What needs to be done: Give the data below again, word for word.

Task data:
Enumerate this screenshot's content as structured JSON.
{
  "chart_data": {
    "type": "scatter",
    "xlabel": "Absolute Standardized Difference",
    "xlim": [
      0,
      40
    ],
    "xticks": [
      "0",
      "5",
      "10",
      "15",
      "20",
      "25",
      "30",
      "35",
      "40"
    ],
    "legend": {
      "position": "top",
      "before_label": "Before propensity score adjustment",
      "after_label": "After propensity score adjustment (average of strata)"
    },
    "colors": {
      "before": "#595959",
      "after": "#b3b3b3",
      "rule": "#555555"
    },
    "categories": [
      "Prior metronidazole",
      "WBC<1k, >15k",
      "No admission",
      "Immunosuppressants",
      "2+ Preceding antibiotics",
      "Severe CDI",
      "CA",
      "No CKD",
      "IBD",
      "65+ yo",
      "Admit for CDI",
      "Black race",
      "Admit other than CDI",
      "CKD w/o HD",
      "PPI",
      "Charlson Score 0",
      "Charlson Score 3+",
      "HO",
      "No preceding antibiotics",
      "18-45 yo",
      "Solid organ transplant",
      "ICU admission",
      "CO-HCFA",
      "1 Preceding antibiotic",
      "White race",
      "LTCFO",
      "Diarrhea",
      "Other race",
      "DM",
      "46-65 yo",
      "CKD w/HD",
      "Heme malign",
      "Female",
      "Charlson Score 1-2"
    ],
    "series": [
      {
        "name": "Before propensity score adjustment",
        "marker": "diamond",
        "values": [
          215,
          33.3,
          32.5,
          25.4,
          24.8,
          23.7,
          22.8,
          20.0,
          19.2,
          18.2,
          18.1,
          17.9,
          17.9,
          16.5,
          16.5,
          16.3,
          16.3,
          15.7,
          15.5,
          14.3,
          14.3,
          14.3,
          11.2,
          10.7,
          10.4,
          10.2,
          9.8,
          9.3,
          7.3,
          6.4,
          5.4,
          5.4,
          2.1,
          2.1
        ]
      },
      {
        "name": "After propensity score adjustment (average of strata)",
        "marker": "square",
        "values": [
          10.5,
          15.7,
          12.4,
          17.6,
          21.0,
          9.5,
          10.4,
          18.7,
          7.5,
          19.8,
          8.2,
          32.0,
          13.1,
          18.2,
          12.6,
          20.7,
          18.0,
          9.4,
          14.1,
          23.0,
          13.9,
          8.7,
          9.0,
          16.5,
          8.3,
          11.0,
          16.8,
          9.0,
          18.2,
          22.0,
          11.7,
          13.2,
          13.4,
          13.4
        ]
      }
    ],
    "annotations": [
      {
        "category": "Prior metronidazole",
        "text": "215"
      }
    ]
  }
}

Final result:
Enumerate this screenshot's content as structured JSON.
{
  "chart_data": {
    "type": "scatter",
    "xlabel": "Absolute Standardized Difference",
    "xlim": [
      0,
      40
    ],
    "xticks": [
      "0",
      "5",
      "10",
      "15",
      "20",
      "25",
      "30",
      "35",
      "40"
    ],
    "legend": {
      "position": "top",
      "before_label": "Before propensity score adjustment",
      "after_label": "After propensity score adjustment (average of strata)"
    },
    "colors": {
      "before": "#595959",
      "after": "#b3b3b3",
      "rule": "#555555"
    },
    "categories": [
      "Prior metronidazole",
      "WBC<1k, >15k",
      "No admission",
      "Immunosuppressants",
      "2+ Preceding antibiotics",
      "Severe CDI",
      "CA",
      "No CKD",
      "IBD",
      "65+ yo",
      "Admit for CDI",
      "Black race",
      "Admit other than CDI",
      "CKD w/o HD",
      "PPI",
      "Charlson Score 0",
      "Charlson Score 3+",
      "HO",
      "No preceding antibiotics",
      "18-45 yo",
      "Solid organ transplant",
      "ICU admission",
      "CO-HCFA",
      "1 Preceding antibiotic",
      "White race",
      "LTCFO",
      "Diarrhea",
      "Other race",
      "DM",
      "46-65 yo",
      "CKD w/HD",
      "Heme malign",
      "Female",
      "Charlson Score 1-2"
    ],
    "series": [
      {
        "name": "Before propensity score adjustment",
        "marker": "diamond",
        "values": [
          215,
          33.3,
          32.5,
          25.4,
          24.8,
          23.7,
          22.8,
          20.0,
          19.2,
          18.2,
          18.1,
          17.9,
          17.9,
          16.5,
          16.5,
          16.3,
          16.3,
          15.7,
          15.5,
          14.3,
          14.3,
          14.3,
          11.2,
          10.7,
          10.4,
          10.2,
          9.8,
          9.3,
          7.3,
          6.4,
          5.4,
          5.4,
          2.1,
          2.1
        ]
      },
      {
        "name": "After propensity score adjustment (average of strata)",
        "marker": "square",
        "values": [
          10.5,
          15.7,
          12.4,
          17.6,
          21.0,
          9.5,
          10.4,
          18.7,
          7.5,
          19.8,
          8.2,
          32.0,
          13.1,
          18.2,
          12.6,
          20.7,
          18.0,
          9.4,
          14.1,
          23.0,
          13.9,
          8.7,
          9.0,
          16.5,
          8.3,
          11.0,
          16.8,
          9.0,
          18.2,
          22.0,
          11.7,
          13.2,
          13.4,
          13.4
        ]
      }
    ],
    "annotations": [
      {
        "category": "Prior metronidazole",
        "text": "215"
      }
    ]
  }
}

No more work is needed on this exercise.